## Exercise description
List each line in which the string "taxes" appears.

>>>

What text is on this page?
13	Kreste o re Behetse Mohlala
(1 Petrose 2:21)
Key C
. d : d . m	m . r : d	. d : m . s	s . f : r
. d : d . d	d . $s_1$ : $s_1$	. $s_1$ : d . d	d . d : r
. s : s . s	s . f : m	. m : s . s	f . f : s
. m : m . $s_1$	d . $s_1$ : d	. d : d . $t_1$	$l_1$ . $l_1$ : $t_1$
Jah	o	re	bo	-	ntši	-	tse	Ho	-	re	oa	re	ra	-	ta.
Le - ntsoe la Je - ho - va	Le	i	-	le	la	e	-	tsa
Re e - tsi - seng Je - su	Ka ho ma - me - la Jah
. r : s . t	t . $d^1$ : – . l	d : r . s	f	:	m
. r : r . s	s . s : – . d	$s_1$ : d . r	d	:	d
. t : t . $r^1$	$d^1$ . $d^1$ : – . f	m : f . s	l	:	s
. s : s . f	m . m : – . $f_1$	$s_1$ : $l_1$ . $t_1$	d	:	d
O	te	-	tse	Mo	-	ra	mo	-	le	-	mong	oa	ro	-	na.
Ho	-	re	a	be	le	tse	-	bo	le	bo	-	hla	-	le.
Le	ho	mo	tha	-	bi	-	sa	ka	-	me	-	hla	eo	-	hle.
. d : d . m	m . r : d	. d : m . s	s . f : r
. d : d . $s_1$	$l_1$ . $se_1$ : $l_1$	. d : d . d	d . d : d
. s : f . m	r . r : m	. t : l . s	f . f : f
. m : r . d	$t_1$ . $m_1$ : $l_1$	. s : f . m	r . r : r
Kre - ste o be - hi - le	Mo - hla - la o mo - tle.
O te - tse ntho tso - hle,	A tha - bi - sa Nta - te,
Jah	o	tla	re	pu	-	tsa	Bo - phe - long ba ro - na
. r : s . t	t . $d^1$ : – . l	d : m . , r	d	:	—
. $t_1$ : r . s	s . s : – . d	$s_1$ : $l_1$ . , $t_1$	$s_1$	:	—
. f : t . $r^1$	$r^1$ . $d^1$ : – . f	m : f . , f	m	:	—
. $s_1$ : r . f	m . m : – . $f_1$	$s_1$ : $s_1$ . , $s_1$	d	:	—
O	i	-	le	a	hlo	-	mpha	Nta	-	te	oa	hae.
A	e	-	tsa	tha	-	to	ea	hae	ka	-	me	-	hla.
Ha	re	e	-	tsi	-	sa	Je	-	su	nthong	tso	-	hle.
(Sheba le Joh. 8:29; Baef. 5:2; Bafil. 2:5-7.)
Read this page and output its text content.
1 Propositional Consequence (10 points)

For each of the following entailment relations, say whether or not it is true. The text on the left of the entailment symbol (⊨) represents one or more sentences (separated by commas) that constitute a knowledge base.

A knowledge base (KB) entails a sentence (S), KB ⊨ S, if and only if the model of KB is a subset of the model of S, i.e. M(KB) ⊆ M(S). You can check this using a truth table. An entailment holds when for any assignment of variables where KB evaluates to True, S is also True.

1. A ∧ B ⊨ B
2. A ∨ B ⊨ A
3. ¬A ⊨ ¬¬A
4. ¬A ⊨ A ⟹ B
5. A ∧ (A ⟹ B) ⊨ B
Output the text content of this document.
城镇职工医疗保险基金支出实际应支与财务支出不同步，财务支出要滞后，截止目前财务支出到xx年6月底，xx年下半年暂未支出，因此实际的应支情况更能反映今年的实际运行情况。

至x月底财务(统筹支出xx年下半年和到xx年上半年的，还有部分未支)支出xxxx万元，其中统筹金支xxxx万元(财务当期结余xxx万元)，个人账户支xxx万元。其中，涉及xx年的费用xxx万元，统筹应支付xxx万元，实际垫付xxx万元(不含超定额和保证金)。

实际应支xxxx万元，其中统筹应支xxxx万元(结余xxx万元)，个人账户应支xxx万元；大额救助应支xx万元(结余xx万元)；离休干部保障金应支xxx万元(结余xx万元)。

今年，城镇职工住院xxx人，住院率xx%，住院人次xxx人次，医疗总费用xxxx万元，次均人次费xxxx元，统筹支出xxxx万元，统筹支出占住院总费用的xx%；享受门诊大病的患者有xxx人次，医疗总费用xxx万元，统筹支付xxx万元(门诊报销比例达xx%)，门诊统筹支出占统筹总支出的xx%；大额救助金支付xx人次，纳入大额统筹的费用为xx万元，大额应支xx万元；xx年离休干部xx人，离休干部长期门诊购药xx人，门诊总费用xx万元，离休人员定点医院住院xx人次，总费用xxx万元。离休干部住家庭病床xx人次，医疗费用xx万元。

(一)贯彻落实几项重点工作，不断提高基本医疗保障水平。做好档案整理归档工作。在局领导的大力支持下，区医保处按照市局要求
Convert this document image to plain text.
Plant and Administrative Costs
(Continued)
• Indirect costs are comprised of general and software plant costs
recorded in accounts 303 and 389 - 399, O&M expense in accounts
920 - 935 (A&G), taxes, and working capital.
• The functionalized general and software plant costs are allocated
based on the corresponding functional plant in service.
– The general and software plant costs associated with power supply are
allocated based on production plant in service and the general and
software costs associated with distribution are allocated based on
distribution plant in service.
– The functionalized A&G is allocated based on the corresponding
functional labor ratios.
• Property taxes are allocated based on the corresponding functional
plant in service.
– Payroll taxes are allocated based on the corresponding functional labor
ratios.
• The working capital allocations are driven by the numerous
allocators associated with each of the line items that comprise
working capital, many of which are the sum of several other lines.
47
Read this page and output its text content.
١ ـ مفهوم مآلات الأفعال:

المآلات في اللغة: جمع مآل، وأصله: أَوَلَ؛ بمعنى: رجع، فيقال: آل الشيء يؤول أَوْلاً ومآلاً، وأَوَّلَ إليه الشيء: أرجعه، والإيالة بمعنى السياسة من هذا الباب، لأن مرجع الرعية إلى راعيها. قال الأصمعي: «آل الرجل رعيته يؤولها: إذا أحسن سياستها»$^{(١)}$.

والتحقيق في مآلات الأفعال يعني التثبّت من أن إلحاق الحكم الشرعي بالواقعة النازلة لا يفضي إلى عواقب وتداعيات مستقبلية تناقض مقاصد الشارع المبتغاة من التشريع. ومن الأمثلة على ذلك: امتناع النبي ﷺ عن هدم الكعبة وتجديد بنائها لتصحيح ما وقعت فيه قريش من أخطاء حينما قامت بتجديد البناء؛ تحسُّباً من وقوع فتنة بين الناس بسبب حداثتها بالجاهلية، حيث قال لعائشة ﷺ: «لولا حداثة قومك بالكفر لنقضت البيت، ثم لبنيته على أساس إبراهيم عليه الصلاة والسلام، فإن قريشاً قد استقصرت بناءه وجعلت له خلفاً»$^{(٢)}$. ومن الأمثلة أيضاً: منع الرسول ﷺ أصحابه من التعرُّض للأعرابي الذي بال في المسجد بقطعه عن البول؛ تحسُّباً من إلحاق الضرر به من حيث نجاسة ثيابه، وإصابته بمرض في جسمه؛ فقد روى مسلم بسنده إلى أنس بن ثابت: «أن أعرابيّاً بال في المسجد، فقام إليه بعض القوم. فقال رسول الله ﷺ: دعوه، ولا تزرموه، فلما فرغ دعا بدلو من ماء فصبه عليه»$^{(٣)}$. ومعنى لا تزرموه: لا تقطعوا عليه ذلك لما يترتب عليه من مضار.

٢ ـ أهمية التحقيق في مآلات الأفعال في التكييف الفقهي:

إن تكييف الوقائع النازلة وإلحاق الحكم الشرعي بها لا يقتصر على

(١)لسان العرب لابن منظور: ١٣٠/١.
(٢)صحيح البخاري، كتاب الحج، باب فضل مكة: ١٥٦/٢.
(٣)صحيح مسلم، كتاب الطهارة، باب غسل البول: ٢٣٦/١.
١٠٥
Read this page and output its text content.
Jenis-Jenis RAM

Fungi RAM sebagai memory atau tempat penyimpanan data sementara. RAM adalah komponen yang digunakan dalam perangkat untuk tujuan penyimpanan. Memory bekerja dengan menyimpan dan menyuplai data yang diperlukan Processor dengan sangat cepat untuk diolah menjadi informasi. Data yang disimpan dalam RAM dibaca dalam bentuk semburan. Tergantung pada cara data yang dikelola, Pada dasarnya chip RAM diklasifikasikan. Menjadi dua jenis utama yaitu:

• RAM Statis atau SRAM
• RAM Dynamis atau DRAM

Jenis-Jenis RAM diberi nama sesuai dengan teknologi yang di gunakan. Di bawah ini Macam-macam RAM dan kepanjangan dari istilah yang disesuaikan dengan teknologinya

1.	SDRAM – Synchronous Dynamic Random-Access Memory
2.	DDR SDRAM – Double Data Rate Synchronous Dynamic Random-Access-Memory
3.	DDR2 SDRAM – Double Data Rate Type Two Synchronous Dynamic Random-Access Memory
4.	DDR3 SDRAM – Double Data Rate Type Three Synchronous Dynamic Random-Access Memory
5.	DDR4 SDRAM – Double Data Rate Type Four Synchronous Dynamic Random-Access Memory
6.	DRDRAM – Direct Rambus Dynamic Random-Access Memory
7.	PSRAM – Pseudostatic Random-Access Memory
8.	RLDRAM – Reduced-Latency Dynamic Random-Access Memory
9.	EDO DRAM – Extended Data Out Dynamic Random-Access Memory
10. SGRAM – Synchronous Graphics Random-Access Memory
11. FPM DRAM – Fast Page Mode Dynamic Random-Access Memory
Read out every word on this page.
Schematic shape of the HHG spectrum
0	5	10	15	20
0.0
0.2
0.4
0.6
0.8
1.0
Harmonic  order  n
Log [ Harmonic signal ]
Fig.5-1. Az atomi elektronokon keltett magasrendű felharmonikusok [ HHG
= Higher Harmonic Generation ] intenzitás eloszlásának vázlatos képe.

<<<

## Completed exercise
920 - 935 (A&G), taxes, and working capital.
• Property taxes are allocated based on the corresponding functional
– Payroll taxes are allocated based on the corresponding functional labor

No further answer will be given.